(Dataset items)
···
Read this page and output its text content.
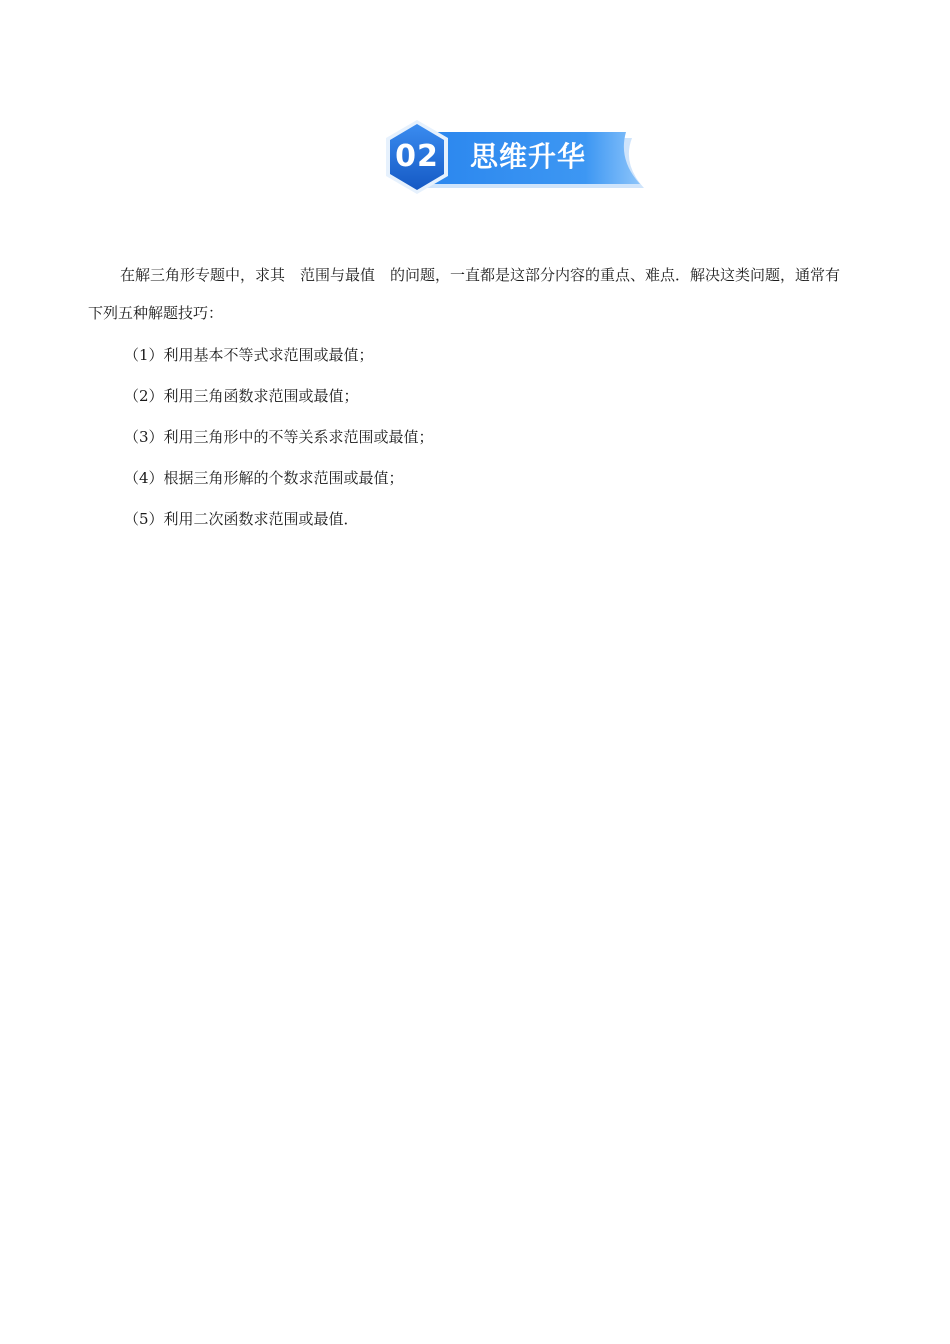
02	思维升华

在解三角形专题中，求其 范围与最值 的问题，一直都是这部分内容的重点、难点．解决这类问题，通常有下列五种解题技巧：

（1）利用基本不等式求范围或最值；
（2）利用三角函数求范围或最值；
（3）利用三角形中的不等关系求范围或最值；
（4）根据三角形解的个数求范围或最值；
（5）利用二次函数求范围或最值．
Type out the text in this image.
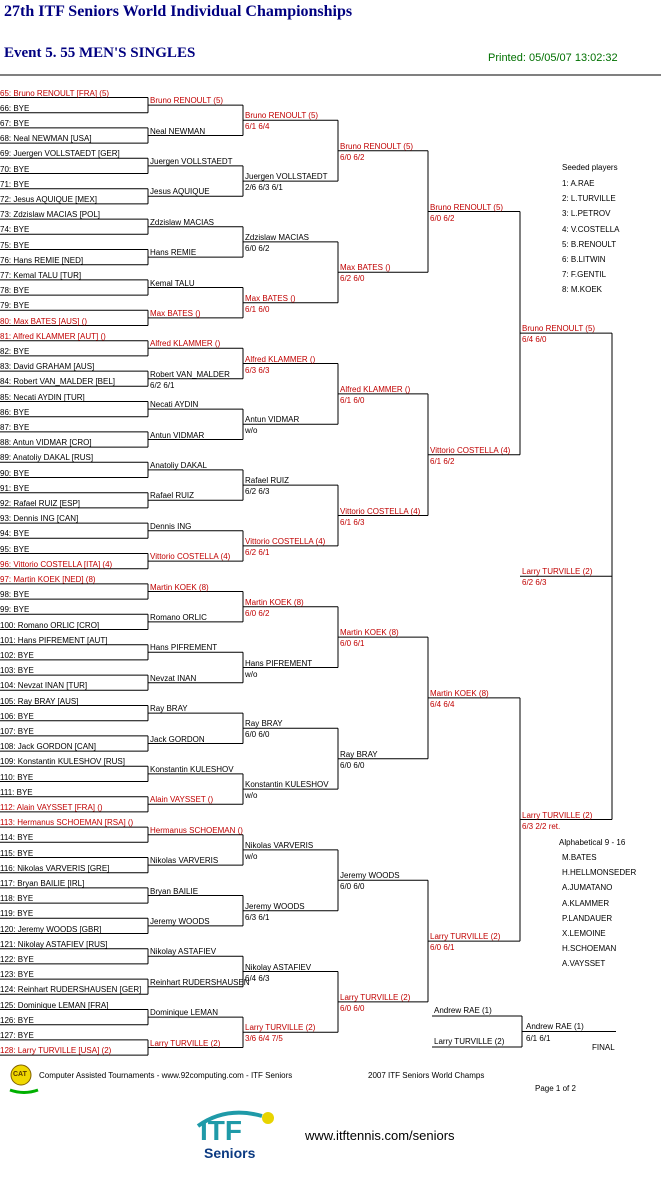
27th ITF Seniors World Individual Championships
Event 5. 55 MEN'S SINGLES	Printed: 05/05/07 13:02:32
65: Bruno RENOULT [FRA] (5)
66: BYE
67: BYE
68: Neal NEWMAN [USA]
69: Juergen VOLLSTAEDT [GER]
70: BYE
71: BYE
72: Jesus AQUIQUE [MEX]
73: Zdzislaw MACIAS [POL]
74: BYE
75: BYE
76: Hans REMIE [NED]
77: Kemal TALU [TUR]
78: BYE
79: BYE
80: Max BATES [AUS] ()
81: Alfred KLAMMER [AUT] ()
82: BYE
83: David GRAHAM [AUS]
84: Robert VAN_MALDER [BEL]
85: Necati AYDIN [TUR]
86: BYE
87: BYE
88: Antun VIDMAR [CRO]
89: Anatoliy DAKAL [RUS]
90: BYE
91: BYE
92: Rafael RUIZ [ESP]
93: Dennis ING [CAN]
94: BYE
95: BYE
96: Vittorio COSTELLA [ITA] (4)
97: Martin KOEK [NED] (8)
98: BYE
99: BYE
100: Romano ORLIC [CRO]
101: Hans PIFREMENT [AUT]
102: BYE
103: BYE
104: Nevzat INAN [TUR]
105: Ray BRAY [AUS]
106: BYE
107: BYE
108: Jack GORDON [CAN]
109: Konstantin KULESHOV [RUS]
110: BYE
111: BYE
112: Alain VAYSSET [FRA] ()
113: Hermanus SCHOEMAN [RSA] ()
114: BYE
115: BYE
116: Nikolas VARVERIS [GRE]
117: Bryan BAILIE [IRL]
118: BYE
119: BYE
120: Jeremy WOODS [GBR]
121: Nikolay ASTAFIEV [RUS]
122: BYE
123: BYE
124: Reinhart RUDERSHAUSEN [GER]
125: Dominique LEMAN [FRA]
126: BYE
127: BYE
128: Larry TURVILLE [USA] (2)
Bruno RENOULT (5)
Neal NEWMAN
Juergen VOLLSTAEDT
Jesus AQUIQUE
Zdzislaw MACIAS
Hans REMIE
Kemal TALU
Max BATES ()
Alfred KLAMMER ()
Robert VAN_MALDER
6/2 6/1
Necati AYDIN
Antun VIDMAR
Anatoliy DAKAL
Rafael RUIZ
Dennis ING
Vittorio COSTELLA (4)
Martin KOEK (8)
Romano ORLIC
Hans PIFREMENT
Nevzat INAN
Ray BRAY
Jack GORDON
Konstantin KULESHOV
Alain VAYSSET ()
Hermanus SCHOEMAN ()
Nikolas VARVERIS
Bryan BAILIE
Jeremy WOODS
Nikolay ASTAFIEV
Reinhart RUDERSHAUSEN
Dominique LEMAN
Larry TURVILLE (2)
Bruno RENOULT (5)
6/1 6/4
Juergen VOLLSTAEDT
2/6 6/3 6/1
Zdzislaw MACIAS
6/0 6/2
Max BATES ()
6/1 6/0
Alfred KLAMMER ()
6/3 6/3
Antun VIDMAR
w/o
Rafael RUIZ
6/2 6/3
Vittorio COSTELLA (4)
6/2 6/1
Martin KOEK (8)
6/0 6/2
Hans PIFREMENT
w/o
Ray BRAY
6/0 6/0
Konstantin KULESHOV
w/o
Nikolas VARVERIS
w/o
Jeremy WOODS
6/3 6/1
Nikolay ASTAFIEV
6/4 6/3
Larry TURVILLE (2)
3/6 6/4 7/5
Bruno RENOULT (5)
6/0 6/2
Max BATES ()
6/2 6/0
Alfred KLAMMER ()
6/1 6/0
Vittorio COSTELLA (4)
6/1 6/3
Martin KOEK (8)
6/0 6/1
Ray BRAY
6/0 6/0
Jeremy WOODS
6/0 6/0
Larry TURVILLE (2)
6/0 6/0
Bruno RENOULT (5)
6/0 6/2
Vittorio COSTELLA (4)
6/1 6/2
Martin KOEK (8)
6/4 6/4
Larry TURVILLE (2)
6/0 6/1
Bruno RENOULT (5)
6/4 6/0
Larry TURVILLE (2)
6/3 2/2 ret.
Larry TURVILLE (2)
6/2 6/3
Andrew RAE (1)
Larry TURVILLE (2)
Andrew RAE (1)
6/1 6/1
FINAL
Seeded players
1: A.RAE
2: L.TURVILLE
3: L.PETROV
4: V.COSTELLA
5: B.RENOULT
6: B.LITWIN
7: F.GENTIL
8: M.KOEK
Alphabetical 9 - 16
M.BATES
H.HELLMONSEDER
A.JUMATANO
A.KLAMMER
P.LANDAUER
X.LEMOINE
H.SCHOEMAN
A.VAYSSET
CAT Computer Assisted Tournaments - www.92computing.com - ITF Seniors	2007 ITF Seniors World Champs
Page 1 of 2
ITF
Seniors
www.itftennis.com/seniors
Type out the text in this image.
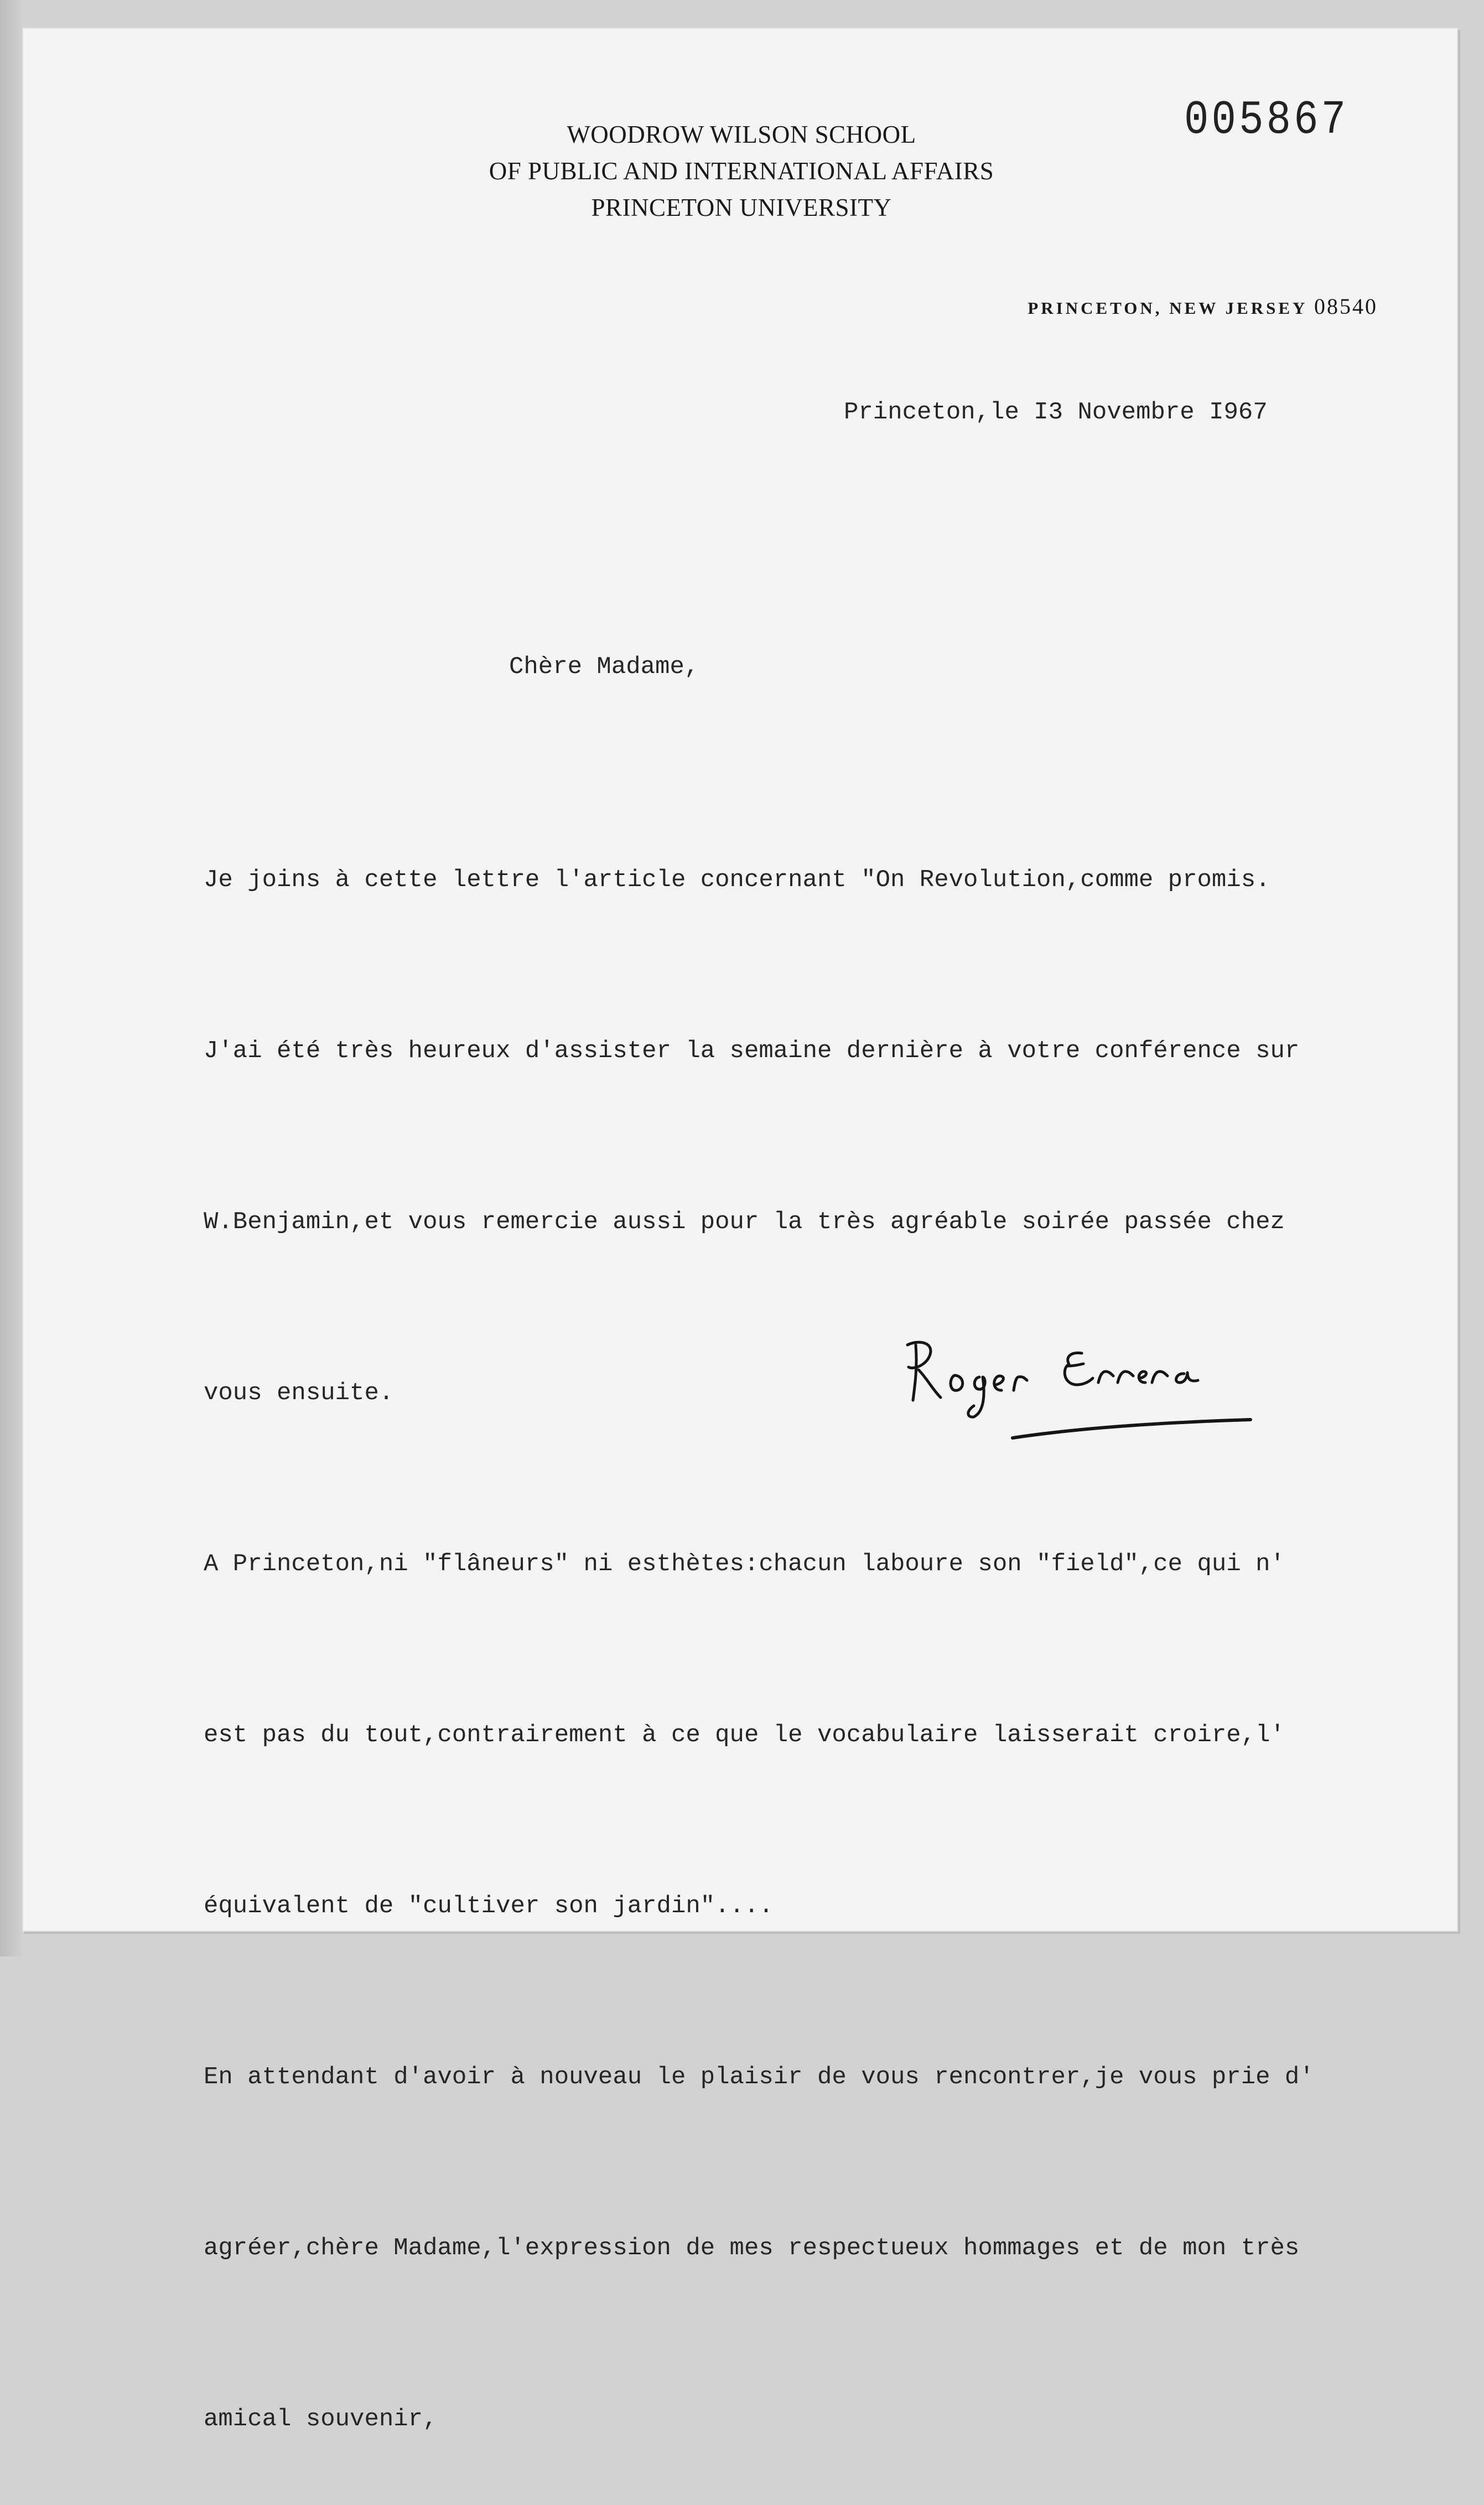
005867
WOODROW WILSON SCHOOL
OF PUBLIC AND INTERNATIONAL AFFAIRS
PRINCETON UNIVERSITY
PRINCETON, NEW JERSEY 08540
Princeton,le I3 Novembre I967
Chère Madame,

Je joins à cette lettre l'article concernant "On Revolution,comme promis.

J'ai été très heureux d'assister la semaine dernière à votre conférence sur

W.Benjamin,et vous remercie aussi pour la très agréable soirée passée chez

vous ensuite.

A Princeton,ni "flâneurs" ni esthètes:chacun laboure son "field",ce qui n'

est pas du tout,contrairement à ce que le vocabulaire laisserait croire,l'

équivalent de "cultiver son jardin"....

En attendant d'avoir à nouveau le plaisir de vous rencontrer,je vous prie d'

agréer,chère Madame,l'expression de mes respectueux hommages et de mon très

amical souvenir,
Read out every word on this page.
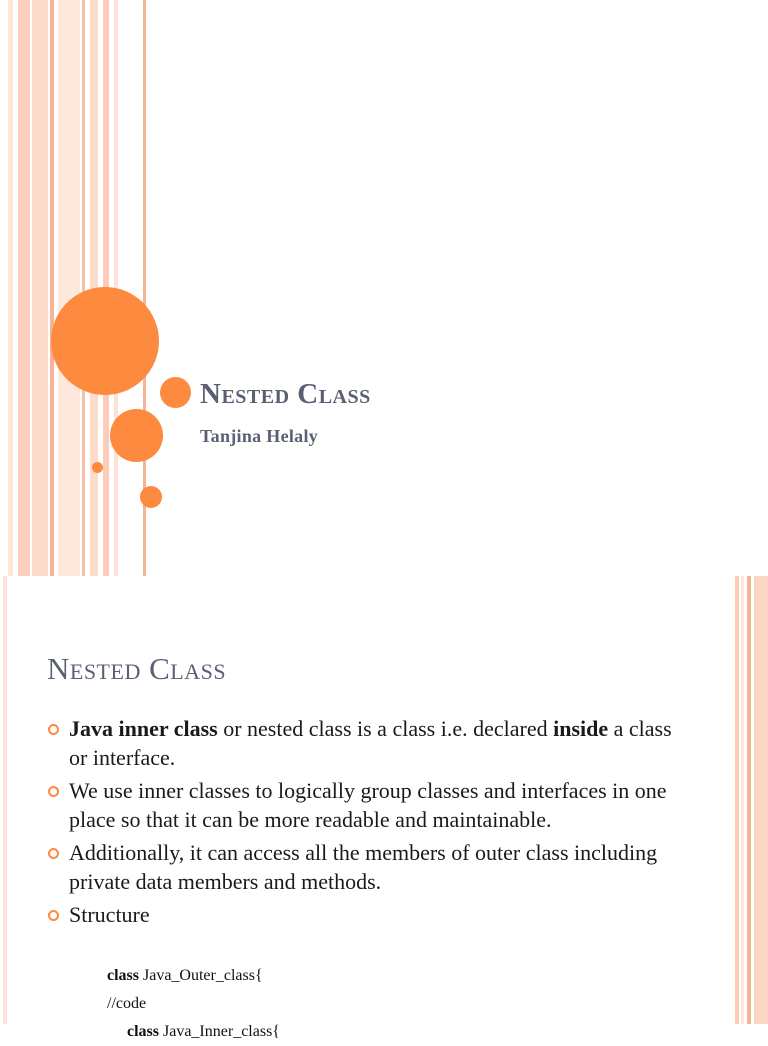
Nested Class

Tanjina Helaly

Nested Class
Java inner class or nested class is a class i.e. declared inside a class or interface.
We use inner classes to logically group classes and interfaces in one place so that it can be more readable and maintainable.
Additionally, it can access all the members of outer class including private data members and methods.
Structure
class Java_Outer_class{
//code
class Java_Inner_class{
···
The problem:
Reproduce precisely the lines of the entries above, from the one containing "Read out every word on this page." through the final one, both ends included, and omit the pictures.

Result of the task:
Read out every word on this page.
Nested Class

Tanjina Helaly

Nested Class
Java inner class or nested class is a class i.e. declared inside a class or interface.
We use inner classes to logically group classes and interfaces in one place so that it can be more readable and maintainable.
Additionally, it can access all the members of outer class including private data members and methods.
Structure
class Java_Outer_class{
//code
class Java_Inner_class{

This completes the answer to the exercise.